▶ [DIRECTIONS]
Pick out each line below containing "reserva".

Entries from a dataset:
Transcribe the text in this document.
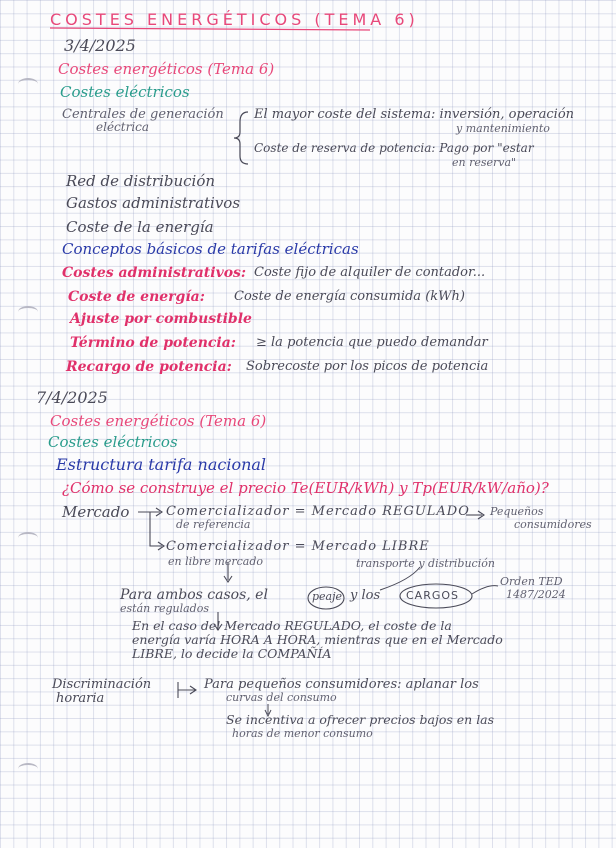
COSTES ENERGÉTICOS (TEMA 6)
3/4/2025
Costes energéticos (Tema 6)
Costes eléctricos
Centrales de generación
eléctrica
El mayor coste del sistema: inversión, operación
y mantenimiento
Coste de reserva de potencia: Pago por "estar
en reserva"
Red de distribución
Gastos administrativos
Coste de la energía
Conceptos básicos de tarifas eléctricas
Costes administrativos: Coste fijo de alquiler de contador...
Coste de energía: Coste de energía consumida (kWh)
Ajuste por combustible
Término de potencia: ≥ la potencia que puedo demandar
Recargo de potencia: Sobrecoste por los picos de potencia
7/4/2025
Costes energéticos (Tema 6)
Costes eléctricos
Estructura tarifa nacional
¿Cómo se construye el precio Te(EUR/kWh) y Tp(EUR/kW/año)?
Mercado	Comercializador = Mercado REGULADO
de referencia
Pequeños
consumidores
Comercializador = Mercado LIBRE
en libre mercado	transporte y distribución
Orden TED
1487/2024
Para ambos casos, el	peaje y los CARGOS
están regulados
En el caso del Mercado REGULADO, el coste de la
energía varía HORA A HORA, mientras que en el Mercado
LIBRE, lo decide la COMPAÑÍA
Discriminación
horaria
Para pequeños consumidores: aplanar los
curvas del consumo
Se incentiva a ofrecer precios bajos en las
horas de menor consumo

▶ [PROBLEM SOLUTION]
Coste de reserva de potencia: Pago por "estar
en reserva"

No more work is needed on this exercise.